[Figure record extracts]
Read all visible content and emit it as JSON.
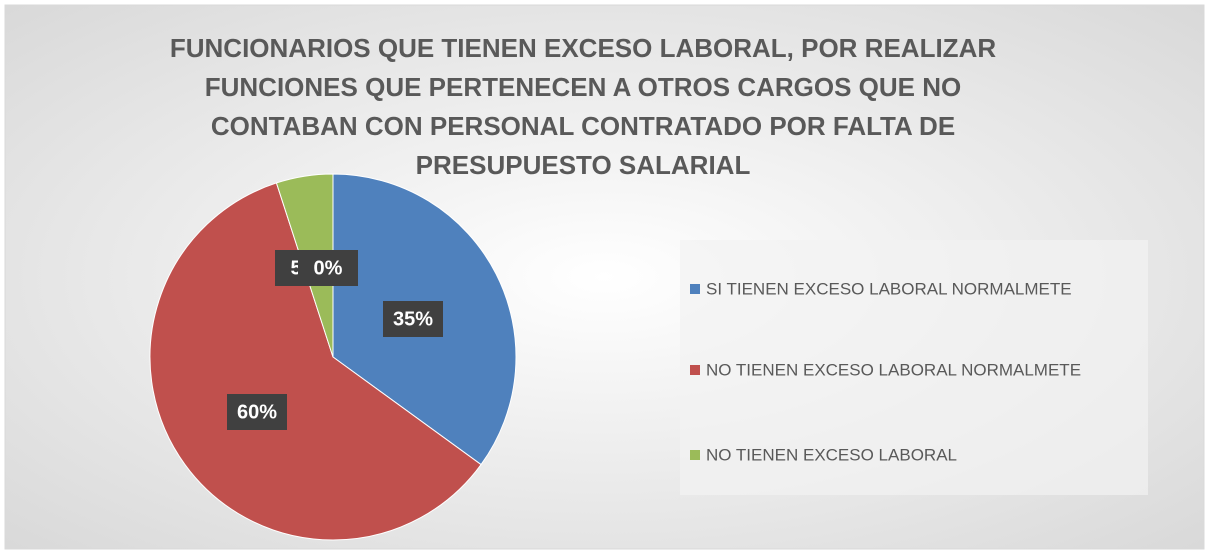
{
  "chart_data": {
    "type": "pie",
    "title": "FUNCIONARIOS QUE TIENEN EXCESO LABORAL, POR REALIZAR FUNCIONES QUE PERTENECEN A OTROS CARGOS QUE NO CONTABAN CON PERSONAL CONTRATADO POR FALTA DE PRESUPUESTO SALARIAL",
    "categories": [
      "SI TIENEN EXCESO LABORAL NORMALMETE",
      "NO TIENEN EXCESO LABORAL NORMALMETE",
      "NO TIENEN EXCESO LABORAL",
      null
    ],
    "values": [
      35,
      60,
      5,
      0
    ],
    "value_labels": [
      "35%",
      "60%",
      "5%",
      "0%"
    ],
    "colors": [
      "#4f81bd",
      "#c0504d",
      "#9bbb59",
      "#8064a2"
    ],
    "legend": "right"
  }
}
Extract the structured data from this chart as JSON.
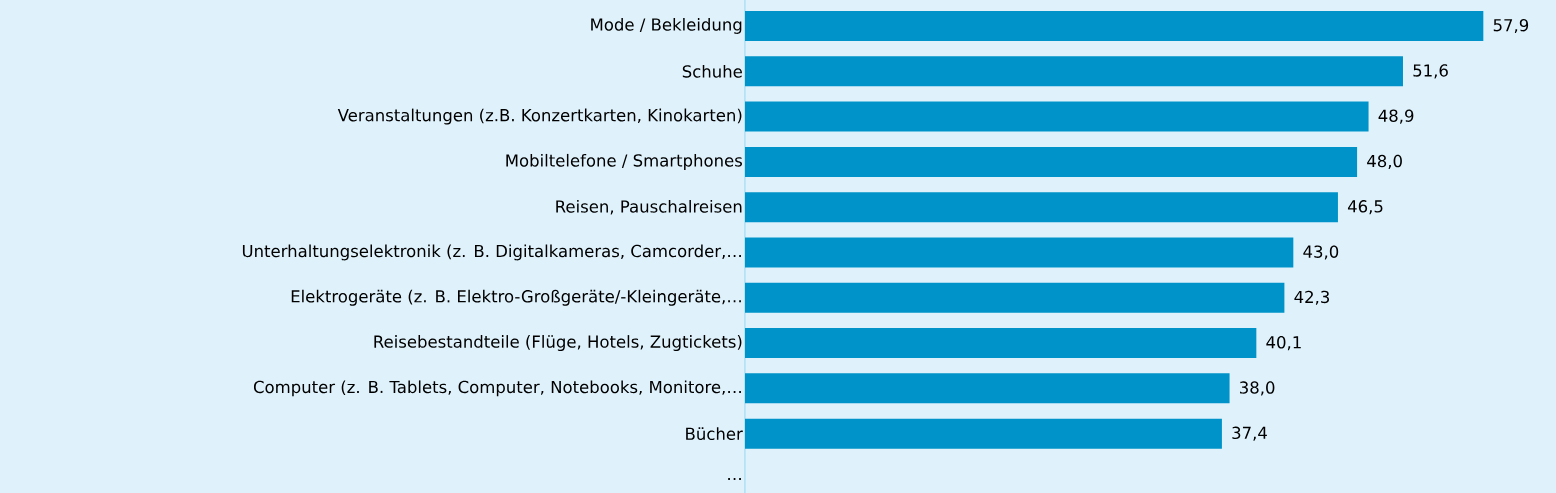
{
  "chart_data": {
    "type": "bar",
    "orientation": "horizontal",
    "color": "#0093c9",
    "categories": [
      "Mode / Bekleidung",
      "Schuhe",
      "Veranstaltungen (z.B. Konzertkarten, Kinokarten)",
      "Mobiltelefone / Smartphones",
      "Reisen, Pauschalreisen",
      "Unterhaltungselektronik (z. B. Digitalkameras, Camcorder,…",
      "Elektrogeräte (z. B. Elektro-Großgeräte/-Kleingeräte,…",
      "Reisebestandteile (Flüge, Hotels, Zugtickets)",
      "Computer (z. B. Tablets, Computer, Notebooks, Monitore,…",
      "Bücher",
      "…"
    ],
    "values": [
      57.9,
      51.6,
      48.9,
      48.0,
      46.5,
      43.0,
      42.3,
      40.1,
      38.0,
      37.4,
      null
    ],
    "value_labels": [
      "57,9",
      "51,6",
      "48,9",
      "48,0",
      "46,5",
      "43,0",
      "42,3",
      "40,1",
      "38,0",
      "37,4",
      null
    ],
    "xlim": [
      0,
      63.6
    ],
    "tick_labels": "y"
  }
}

— Work instructions —
Write out every line from the entries where "NORMALMETE" appears.

— In response —
      "SI TIENEN EXCESO LABORAL NORMALMETE",
      "NO TIENEN EXCESO LABORAL NORMALMETE",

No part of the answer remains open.